• [Entries supplied]:
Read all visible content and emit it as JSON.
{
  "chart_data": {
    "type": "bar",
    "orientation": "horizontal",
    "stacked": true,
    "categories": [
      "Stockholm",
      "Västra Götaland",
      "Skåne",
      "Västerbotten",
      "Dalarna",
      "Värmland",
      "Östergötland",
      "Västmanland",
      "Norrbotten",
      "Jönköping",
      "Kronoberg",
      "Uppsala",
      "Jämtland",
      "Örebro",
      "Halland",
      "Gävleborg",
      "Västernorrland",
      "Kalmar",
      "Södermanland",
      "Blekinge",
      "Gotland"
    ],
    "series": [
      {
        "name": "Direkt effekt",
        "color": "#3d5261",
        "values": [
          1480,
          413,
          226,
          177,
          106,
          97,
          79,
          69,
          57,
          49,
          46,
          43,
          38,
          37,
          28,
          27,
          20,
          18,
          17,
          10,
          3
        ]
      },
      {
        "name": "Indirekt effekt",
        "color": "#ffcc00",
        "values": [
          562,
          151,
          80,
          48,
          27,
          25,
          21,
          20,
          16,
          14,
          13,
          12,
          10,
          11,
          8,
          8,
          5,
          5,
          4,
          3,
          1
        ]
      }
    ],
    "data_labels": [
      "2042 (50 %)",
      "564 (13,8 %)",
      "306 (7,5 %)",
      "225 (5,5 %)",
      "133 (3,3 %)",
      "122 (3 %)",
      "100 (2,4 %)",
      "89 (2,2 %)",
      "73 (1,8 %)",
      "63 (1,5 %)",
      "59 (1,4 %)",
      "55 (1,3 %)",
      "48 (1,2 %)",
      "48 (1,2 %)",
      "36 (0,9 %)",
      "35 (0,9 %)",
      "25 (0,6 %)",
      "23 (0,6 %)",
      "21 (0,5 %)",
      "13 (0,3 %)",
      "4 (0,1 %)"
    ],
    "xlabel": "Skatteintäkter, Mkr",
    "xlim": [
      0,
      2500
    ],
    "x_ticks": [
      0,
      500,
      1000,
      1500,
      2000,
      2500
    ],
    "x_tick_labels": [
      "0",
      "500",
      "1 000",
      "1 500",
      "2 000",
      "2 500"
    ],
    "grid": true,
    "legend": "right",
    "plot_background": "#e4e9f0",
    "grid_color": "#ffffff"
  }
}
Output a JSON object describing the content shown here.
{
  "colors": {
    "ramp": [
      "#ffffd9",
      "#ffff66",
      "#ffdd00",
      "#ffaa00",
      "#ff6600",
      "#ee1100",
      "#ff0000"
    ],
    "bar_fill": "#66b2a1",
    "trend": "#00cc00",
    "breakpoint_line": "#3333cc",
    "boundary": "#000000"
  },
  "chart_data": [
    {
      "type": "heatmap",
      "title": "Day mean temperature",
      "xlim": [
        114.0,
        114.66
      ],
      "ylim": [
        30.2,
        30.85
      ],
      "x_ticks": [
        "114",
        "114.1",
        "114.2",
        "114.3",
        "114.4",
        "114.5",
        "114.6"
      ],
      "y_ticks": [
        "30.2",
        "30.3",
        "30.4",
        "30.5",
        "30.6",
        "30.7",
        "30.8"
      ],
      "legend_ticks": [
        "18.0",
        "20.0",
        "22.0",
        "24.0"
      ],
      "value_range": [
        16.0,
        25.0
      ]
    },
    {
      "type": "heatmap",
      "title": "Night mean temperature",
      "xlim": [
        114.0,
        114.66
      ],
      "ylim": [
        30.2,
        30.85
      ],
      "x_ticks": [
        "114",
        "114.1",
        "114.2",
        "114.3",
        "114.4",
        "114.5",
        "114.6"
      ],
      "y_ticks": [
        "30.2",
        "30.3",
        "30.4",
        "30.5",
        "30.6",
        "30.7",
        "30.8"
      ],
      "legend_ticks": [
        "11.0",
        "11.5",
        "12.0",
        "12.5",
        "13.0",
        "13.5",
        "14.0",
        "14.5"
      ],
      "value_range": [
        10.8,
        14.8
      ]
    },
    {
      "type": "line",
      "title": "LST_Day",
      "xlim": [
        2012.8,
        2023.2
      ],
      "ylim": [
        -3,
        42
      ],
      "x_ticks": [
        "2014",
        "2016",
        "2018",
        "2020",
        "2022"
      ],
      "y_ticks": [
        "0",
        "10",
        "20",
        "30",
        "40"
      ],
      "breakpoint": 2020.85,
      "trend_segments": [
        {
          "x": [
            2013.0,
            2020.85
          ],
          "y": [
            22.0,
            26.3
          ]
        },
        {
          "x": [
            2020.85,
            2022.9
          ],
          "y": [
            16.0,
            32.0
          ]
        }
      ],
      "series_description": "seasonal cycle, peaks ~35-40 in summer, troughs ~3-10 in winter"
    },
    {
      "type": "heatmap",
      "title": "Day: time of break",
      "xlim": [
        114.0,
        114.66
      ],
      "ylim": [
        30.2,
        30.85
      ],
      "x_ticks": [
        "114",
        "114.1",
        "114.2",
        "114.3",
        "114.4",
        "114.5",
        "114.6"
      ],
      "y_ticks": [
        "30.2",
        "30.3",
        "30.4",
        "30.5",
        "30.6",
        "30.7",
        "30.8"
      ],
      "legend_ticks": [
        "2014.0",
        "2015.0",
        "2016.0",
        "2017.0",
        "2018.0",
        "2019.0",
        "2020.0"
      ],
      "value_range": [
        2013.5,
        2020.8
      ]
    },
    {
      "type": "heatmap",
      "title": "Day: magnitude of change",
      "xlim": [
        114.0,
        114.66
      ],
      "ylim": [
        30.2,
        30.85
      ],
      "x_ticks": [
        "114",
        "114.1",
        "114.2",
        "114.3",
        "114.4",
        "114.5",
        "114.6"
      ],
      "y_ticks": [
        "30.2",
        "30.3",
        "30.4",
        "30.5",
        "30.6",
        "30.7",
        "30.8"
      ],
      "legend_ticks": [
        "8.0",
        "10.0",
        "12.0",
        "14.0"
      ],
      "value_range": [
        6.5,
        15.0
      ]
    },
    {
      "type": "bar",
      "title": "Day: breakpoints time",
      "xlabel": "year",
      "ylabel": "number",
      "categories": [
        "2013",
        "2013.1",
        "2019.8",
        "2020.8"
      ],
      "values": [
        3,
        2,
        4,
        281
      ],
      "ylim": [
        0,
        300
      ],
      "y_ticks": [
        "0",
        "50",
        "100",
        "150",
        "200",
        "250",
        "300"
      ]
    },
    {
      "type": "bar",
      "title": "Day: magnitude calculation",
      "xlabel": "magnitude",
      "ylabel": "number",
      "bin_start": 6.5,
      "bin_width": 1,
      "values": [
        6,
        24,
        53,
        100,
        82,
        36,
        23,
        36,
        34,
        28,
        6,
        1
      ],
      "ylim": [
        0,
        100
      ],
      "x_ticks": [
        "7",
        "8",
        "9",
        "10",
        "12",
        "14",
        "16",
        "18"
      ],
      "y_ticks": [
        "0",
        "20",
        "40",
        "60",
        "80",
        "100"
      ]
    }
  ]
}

• [Goal]: Every record above should be output exactly.

• [Final answer]:
Read all visible content and emit it as JSON.
{
  "chart_data": {
    "type": "bar",
    "orientation": "horizontal",
    "stacked": true,
    "categories": [
      "Stockholm",
      "Västra Götaland",
      "Skåne",
      "Västerbotten",
      "Dalarna",
      "Värmland",
      "Östergötland",
      "Västmanland",
      "Norrbotten",
      "Jönköping",
      "Kronoberg",
      "Uppsala",
      "Jämtland",
      "Örebro",
      "Halland",
      "Gävleborg",
      "Västernorrland",
      "Kalmar",
      "Södermanland",
      "Blekinge",
      "Gotland"
    ],
    "series": [
      {
        "name": "Direkt effekt",
        "color": "#3d5261",
        "values": [
          1480,
          413,
          226,
          177,
          106,
          97,
          79,
          69,
          57,
          49,
          46,
          43,
          38,
          37,
          28,
          27,
          20,
          18,
          17,
          10,
          3
        ]
      },
      {
        "name": "Indirekt effekt",
        "color": "#ffcc00",
        "values": [
          562,
          151,
          80,
          48,
          27,
          25,
          21,
          20,
          16,
          14,
          13,
          12,
          10,
          11,
          8,
          8,
          5,
          5,
          4,
          3,
          1
        ]
      }
    ],
    "data_labels": [
      "2042 (50 %)",
      "564 (13,8 %)",
      "306 (7,5 %)",
      "225 (5,5 %)",
      "133 (3,3 %)",
      "122 (3 %)",
      "100 (2,4 %)",
      "89 (2,2 %)",
      "73 (1,8 %)",
      "63 (1,5 %)",
      "59 (1,4 %)",
      "55 (1,3 %)",
      "48 (1,2 %)",
      "48 (1,2 %)",
      "36 (0,9 %)",
      "35 (0,9 %)",
      "25 (0,6 %)",
      "23 (0,6 %)",
      "21 (0,5 %)",
      "13 (0,3 %)",
      "4 (0,1 %)"
    ],
    "xlabel": "Skatteintäkter, Mkr",
    "xlim": [
      0,
      2500
    ],
    "x_ticks": [
      0,
      500,
      1000,
      1500,
      2000,
      2500
    ],
    "x_tick_labels": [
      "0",
      "500",
      "1 000",
      "1 500",
      "2 000",
      "2 500"
    ],
    "grid": true,
    "legend": "right",
    "plot_background": "#e4e9f0",
    "grid_color": "#ffffff"
  }
}
Output a JSON object describing the content shown here.
{
  "colors": {
    "ramp": [
      "#ffffd9",
      "#ffff66",
      "#ffdd00",
      "#ffaa00",
      "#ff6600",
      "#ee1100",
      "#ff0000"
    ],
    "bar_fill": "#66b2a1",
    "trend": "#00cc00",
    "breakpoint_line": "#3333cc",
    "boundary": "#000000"
  },
  "chart_data": [
    {
      "type": "heatmap",
      "title": "Day mean temperature",
      "xlim": [
        114.0,
        114.66
      ],
      "ylim": [
        30.2,
        30.85
      ],
      "x_ticks": [
        "114",
        "114.1",
        "114.2",
        "114.3",
        "114.4",
        "114.5",
        "114.6"
      ],
      "y_ticks": [
        "30.2",
        "30.3",
        "30.4",
        "30.5",
        "30.6",
        "30.7",
        "30.8"
      ],
      "legend_ticks": [
        "18.0",
        "20.0",
        "22.0",
        "24.0"
      ],
      "value_range": [
        16.0,
        25.0
      ]
    },
    {
      "type": "heatmap",
      "title": "Night mean temperature",
      "xlim": [
        114.0,
        114.66
      ],
      "ylim": [
        30.2,
        30.85
      ],
      "x_ticks": [
        "114",
        "114.1",
        "114.2",
        "114.3",
        "114.4",
        "114.5",
        "114.6"
      ],
      "y_ticks": [
        "30.2",
        "30.3",
        "30.4",
        "30.5",
        "30.6",
        "30.7",
        "30.8"
      ],
      "legend_ticks": [
        "11.0",
        "11.5",
        "12.0",
        "12.5",
        "13.0",
        "13.5",
        "14.0",
        "14.5"
      ],
      "value_range": [
        10.8,
        14.8
      ]
    },
    {
      "type": "line",
      "title": "LST_Day",
      "xlim": [
        2012.8,
        2023.2
      ],
      "ylim": [
        -3,
        42
      ],
      "x_ticks": [
        "2014",
        "2016",
        "2018",
        "2020",
        "2022"
      ],
      "y_ticks": [
        "0",
        "10",
        "20",
        "30",
        "40"
      ],
      "breakpoint": 2020.85,
      "trend_segments": [
        {
          "x": [
            2013.0,
            2020.85
          ],
          "y": [
            22.0,
            26.3
          ]
        },
        {
          "x": [
            2020.85,
            2022.9
          ],
          "y": [
            16.0,
            32.0
          ]
        }
      ],
      "series_description": "seasonal cycle, peaks ~35-40 in summer, troughs ~3-10 in winter"
    },
    {
      "type": "heatmap",
      "title": "Day: time of break",
      "xlim": [
        114.0,
        114.66
      ],
      "ylim": [
        30.2,
        30.85
      ],
      "x_ticks": [
        "114",
        "114.1",
        "114.2",
        "114.3",
        "114.4",
        "114.5",
        "114.6"
      ],
      "y_ticks": [
        "30.2",
        "30.3",
        "30.4",
        "30.5",
        "30.6",
        "30.7",
        "30.8"
      ],
      "legend_ticks": [
        "2014.0",
        "2015.0",
        "2016.0",
        "2017.0",
        "2018.0",
        "2019.0",
        "2020.0"
      ],
      "value_range": [
        2013.5,
        2020.8
      ]
    },
    {
      "type": "heatmap",
      "title": "Day: magnitude of change",
      "xlim": [
        114.0,
        114.66
      ],
      "ylim": [
        30.2,
        30.85
      ],
      "x_ticks": [
        "114",
        "114.1",
        "114.2",
        "114.3",
        "114.4",
        "114.5",
        "114.6"
      ],
      "y_ticks": [
        "30.2",
        "30.3",
        "30.4",
        "30.5",
        "30.6",
        "30.7",
        "30.8"
      ],
      "legend_ticks": [
        "8.0",
        "10.0",
        "12.0",
        "14.0"
      ],
      "value_range": [
        6.5,
        15.0
      ]
    },
    {
      "type": "bar",
      "title": "Day: breakpoints time",
      "xlabel": "year",
      "ylabel": "number",
      "categories": [
        "2013",
        "2013.1",
        "2019.8",
        "2020.8"
      ],
      "values": [
        3,
        2,
        4,
        281
      ],
      "ylim": [
        0,
        300
      ],
      "y_ticks": [
        "0",
        "50",
        "100",
        "150",
        "200",
        "250",
        "300"
      ]
    },
    {
      "type": "bar",
      "title": "Day: magnitude calculation",
      "xlabel": "magnitude",
      "ylabel": "number",
      "bin_start": 6.5,
      "bin_width": 1,
      "values": [
        6,
        24,
        53,
        100,
        82,
        36,
        23,
        36,
        34,
        28,
        6,
        1
      ],
      "ylim": [
        0,
        100
      ],
      "x_ticks": [
        "7",
        "8",
        "9",
        "10",
        "12",
        "14",
        "16",
        "18"
      ],
      "y_ticks": [
        "0",
        "20",
        "40",
        "60",
        "80",
        "100"
      ]
    }
  ]
}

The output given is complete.